WHAT IS EXPECTED
Check each statement against the abstract below on HLA-DRB1 markers in rheumatoid arthritis, answering yes or no and quoting the words of the abstract that decide it: (a) the study included 114 patients; (b) active RA was associated more with QKRAA than with QRRAA; (c) HLA DR4 correlated with disease severity.

EXTRACT

The effect of HLA-DRB1 disease susceptibility markers on the expression of RA

The study was designed to examine the effect on clinical expression of rheumatoid arthritis (RA) of HLA alleles, particularly DR4 and DR1 that contain susceptibility sequences for RA in the third hypervariable region (HVR3) of HLA-DRB1. We studied 114 consecutive Australian patients with RA attending a hospital outpatient clinic. The effects on indices of disease severity and activity of HLA DR4 and DR1, the DRB1*04 subtypes, and the polymorphism in the RA susceptibility sequence (QRRAA or QKRAA) were examined. The patients were initially divided into 6 groups, DR4,4; DR4,1; DR1,1; DR4/X; DR1,X, and DRX/X, and then further subdivided according to the actual HVR3 susceptibility sequence. The high risk conferred by the HVR3 susceptibility sequence, present in 76%, was confirmed, but 24% of the patients with long-standing seropositive erosive RA lacked this sequence. Among these those with DR2 had early-onset severe disease, and those with DR3 had late-onset milder disease. Differences in expression correlated with polymorphisms in the susceptibility sequence, in that active RA was associated more with QRRAA than QKRAA. There was no correlation of any HLA allele with disease severity. Our finding that the presence of the HVR3 sequence confers susceptibility and also influences the clinical expression and tempo of progression of RA suggests a role in pathogenesis for antigen presentation, whether of an autoantigenic molecule or a persisting infection.

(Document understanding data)
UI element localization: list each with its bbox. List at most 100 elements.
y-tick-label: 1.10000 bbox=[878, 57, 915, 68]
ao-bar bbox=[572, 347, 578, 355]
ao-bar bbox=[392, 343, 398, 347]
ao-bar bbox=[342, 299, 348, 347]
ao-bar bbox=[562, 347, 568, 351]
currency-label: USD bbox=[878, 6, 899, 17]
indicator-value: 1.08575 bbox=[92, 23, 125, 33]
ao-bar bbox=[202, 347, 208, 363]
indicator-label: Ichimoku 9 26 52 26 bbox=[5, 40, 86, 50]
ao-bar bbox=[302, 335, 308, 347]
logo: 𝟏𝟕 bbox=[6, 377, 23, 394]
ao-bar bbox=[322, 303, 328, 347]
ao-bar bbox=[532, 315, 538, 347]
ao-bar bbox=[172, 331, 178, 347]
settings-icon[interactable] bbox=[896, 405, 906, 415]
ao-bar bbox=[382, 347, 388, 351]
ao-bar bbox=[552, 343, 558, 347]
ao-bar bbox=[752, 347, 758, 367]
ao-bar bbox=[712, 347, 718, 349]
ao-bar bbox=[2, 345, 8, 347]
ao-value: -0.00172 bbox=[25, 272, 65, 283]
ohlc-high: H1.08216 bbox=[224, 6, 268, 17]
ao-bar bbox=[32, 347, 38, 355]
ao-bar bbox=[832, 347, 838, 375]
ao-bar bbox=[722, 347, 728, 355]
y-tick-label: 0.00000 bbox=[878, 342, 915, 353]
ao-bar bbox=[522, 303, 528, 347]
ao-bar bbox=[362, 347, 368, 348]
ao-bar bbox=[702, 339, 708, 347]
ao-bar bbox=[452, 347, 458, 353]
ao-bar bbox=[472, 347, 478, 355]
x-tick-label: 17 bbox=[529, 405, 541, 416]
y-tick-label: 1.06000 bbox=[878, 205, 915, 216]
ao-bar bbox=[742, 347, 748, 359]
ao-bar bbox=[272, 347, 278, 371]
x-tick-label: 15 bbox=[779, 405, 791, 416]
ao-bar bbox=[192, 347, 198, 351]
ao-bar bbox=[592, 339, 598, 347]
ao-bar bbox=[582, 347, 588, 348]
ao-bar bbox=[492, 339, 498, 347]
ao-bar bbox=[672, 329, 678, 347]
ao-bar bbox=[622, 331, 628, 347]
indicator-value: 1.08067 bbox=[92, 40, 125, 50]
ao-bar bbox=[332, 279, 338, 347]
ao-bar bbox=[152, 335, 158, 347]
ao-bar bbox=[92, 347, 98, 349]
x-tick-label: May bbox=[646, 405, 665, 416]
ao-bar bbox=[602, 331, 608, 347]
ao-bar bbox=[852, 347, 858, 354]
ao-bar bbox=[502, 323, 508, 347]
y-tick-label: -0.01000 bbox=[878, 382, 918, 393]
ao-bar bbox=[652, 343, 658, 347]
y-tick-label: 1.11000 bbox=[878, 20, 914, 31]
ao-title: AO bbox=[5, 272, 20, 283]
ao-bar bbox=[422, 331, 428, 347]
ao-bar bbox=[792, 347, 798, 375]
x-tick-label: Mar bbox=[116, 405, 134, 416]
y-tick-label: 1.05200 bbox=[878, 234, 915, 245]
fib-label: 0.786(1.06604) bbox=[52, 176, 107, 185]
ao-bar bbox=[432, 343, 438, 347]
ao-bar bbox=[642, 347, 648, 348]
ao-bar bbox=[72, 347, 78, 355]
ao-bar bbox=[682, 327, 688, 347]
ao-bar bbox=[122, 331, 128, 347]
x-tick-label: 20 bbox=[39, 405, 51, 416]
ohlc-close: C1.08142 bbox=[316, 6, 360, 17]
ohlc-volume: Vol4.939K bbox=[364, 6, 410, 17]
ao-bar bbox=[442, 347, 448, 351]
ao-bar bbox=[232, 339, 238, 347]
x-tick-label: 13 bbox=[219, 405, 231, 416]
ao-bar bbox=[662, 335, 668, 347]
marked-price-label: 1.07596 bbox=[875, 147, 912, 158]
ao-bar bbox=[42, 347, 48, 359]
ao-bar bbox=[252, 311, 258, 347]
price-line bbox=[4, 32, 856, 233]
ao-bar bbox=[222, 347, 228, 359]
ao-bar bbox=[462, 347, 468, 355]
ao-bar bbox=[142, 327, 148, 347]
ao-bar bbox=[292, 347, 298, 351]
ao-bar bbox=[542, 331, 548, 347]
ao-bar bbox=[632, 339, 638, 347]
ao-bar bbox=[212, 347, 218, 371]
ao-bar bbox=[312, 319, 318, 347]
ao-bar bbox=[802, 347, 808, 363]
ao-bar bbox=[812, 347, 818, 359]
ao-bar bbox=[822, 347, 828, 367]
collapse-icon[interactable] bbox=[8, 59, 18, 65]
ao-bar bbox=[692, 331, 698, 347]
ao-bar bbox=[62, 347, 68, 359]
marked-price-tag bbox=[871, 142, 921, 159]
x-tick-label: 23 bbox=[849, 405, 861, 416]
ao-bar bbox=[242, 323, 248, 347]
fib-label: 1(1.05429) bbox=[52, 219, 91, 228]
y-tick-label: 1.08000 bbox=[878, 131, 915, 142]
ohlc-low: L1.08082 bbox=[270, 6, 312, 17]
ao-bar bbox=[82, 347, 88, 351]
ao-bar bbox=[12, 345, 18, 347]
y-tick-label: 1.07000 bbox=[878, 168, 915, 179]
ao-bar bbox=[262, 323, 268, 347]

EXPECTED ANSWER
(a) Yes: "We studied 114 consecutive Australian patients with RA attending a hospital outpatient clinic."
(b) No: "active RA was associated more with QRRAA than QKRAA"
(c) No: "There was no correlation of any HLA allele with disease severity."